▶ Work to complete:
Can you give all the records again without altering a single character?

[start of Exercise input]

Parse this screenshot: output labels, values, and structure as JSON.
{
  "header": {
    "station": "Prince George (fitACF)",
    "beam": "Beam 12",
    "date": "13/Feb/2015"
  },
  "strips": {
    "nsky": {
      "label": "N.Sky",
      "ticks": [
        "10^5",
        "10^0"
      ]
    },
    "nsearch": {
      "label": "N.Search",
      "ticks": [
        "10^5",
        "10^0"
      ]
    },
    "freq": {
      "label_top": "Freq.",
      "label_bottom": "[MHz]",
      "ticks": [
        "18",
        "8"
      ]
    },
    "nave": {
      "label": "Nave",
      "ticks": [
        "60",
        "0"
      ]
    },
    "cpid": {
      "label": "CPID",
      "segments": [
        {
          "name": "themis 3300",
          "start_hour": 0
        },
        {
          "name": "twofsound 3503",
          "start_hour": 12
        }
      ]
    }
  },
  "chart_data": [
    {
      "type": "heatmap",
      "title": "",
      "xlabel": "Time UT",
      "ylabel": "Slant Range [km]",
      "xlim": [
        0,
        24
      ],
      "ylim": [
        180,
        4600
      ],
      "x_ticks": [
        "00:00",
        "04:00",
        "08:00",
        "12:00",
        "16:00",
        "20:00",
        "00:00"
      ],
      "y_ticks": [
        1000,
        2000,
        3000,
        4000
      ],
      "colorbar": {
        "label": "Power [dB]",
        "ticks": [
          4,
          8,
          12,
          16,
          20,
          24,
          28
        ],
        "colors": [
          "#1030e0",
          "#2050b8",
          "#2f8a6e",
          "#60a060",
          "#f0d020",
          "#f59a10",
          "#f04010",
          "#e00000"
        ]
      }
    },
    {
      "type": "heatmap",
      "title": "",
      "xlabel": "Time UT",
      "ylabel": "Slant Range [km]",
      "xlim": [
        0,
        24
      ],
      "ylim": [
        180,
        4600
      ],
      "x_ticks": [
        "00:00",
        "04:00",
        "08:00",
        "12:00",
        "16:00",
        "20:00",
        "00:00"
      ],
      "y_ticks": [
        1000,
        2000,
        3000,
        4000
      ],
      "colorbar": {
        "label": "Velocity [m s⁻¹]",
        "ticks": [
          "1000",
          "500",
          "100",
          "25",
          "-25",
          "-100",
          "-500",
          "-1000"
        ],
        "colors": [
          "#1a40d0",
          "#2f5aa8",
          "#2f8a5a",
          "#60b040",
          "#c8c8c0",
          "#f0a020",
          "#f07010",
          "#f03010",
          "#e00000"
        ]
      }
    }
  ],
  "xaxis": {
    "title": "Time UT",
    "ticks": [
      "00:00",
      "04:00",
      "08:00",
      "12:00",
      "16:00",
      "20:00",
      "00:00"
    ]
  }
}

[end of Exercise input]

▶ Expected answer:
Parse this screenshot: output labels, values, and structure as JSON.
{
  "header": {
    "station": "Prince George (fitACF)",
    "beam": "Beam 12",
    "date": "13/Feb/2015"
  },
  "strips": {
    "nsky": {
      "label": "N.Sky",
      "ticks": [
        "10^5",
        "10^0"
      ]
    },
    "nsearch": {
      "label": "N.Search",
      "ticks": [
        "10^5",
        "10^0"
      ]
    },
    "freq": {
      "label_top": "Freq.",
      "label_bottom": "[MHz]",
      "ticks": [
        "18",
        "8"
      ]
    },
    "nave": {
      "label": "Nave",
      "ticks": [
        "60",
        "0"
      ]
    },
    "cpid": {
      "label": "CPID",
      "segments": [
        {
          "name": "themis 3300",
          "start_hour": 0
        },
        {
          "name": "twofsound 3503",
          "start_hour": 12
        }
      ]
    }
  },
  "chart_data": [
    {
      "type": "heatmap",
      "title": "",
      "xlabel": "Time UT",
      "ylabel": "Slant Range [km]",
      "xlim": [
        0,
        24
      ],
      "ylim": [
        180,
        4600
      ],
      "x_ticks": [
        "00:00",
        "04:00",
        "08:00",
        "12:00",
        "16:00",
        "20:00",
        "00:00"
      ],
      "y_ticks": [
        1000,
        2000,
        3000,
        4000
      ],
      "colorbar": {
        "label": "Power [dB]",
        "ticks": [
          4,
          8,
          12,
          16,
          20,
          24,
          28
        ],
        "colors": [
          "#1030e0",
          "#2050b8",
          "#2f8a6e",
          "#60a060",
          "#f0d020",
          "#f59a10",
          "#f04010",
          "#e00000"
        ]
      }
    },
    {
      "type": "heatmap",
      "title": "",
      "xlabel": "Time UT",
      "ylabel": "Slant Range [km]",
      "xlim": [
        0,
        24
      ],
      "ylim": [
        180,
        4600
      ],
      "x_ticks": [
        "00:00",
        "04:00",
        "08:00",
        "12:00",
        "16:00",
        "20:00",
        "00:00"
      ],
      "y_ticks": [
        1000,
        2000,
        3000,
        4000
      ],
      "colorbar": {
        "label": "Velocity [m s⁻¹]",
        "ticks": [
          "1000",
          "500",
          "100",
          "25",
          "-25",
          "-100",
          "-500",
          "-1000"
        ],
        "colors": [
          "#1a40d0",
          "#2f5aa8",
          "#2f8a5a",
          "#60b040",
          "#c8c8c0",
          "#f0a020",
          "#f07010",
          "#f03010",
          "#e00000"
        ]
      }
    }
  ],
  "xaxis": {
    "title": "Time UT",
    "ticks": [
      "00:00",
      "04:00",
      "08:00",
      "12:00",
      "16:00",
      "20:00",
      "00:00"
    ]
  }
}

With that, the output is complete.